Data entries —
#####

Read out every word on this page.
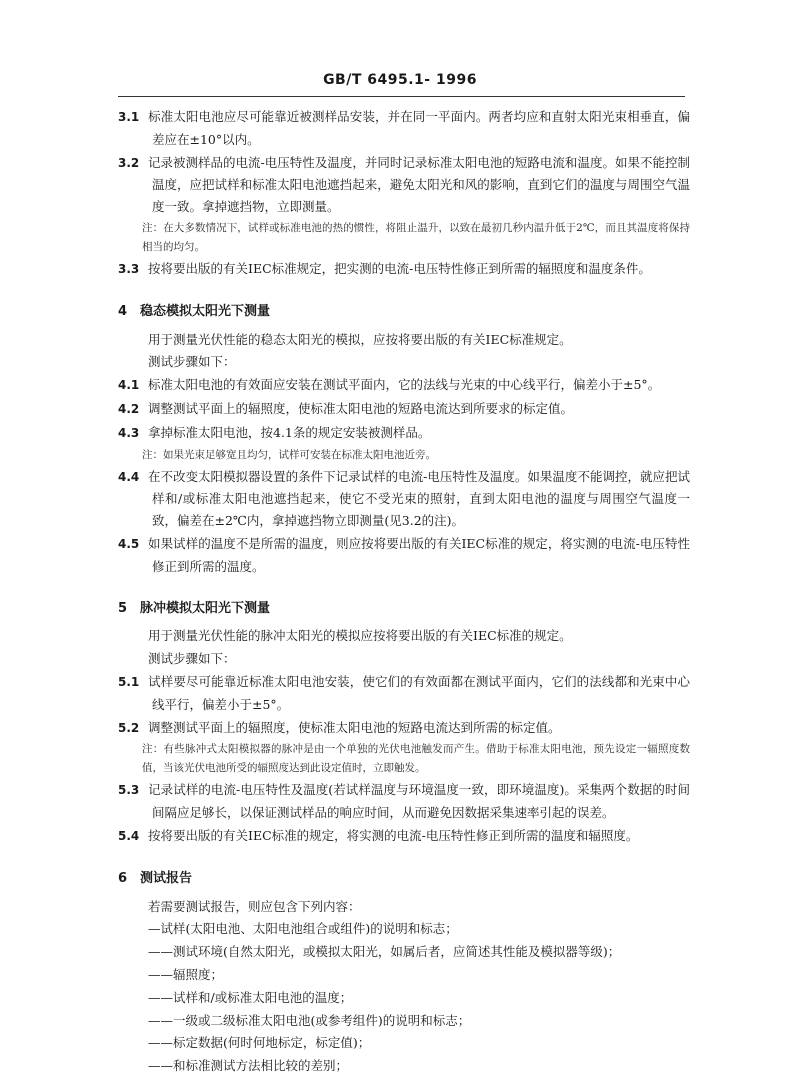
GB/T 6495.1- 1996

3.1 标准太阳电池应尽可能靠近被测样品安装，并在同一平面内。两者均应和直射太阳光束相垂直，偏差应在±10°以内。

3.2 记录被测样品的电流-电压特性及温度，并同时记录标准太阳电池的短路电流和温度。如果不能控制温度，应把试样和标准太阳电池遮挡起来，避免太阳光和风的影响，直到它们的温度与周围空气温度一致。拿掉遮挡物，立即测量。

注：在大多数情况下，试样或标准电池的热的惯性，将阻止温升，以致在最初几秒内温升低于2℃，而且其温度将保持相当的均匀。

3.3 按将要出版的有关IEC标准规定，把实测的电流-电压特性修正到所需的辐照度和温度条件。

4 稳态模拟太阳光下测量

用于测量光伏性能的稳态太阳光的模拟，应按将要出版的有关IEC标准规定。

测试步骤如下：

4.1 标准太阳电池的有效面应安装在测试平面内，它的法线与光束的中心线平行，偏差小于±5°。

4.2 调整测试平面上的辐照度，使标准太阳电池的短路电流达到所要求的标定值。

4.3 拿掉标准太阳电池，按4.1条的规定安装被测样品。

注：如果光束足够宽且均匀，试样可安装在标准太阳电池近旁。

4.4 在不改变太阳模拟器设置的条件下记录试样的电流-电压特性及温度。如果温度不能调控，就应把试样和/或标准太阳电池遮挡起来，使它不受光束的照射，直到太阳电池的温度与周围空气温度一致，偏差在±2℃内，拿掉遮挡物立即测量(见3.2的注)。

4.5 如果试样的温度不是所需的温度，则应按将要出版的有关IEC标准的规定，将实测的电流-电压特性修正到所需的温度。

5 脉冲模拟太阳光下测量

用于测量光伏性能的脉冲太阳光的模拟应按将要出版的有关IEC标准的规定。

测试步骤如下：

5.1 试样要尽可能靠近标准太阳电池安装，使它们的有效面都在测试平面内，它们的法线都和光束中心线平行，偏差小于±5°。

5.2 调整测试平面上的辐照度，使标准太阳电池的短路电流达到所需的标定值。

注：有些脉冲式太阳模拟器的脉冲是由一个单独的光伏电池触发而产生。借助于标准太阳电池，预先设定一辐照度数值，当该光伏电池所受的辐照度达到此设定值时，立即触发。

5.3 记录试样的电流-电压特性及温度(若试样温度与环境温度一致，即环境温度)。采集两个数据的时间间隔应足够长，以保证测试样品的响应时间，从而避免因数据采集速率引起的误差。

5.4 按将要出版的有关IEC标准的规定，将实测的电流-电压特性修正到所需的温度和辐照度。

6 测试报告

若需要测试报告，则应包含下列内容：

—试样(太阳电池、太阳电池组合或组件)的说明和标志；

——测试环境(自然太阳光，或模拟太阳光，如属后者，应简述其性能及模拟器等级)；

——辐照度；

——试样和/或标准太阳电池的温度；

——一级或二级标准太阳电池(或参考组件)的说明和标志；

——标定数据(何时何地标定，标定值)；

——和标准测试方法相比较的差别；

#####

Collect each line of the entries that has the word "将实测的电流", copying it in full.

Exercise response —
4.5 如果试样的温度不是所需的温度，则应按将要出版的有关IEC标准的规定，将实测的电流-电压特性修正到所需的温度。
5.4 按将要出版的有关IEC标准的规定，将实测的电流-电压特性修正到所需的温度和辐照度。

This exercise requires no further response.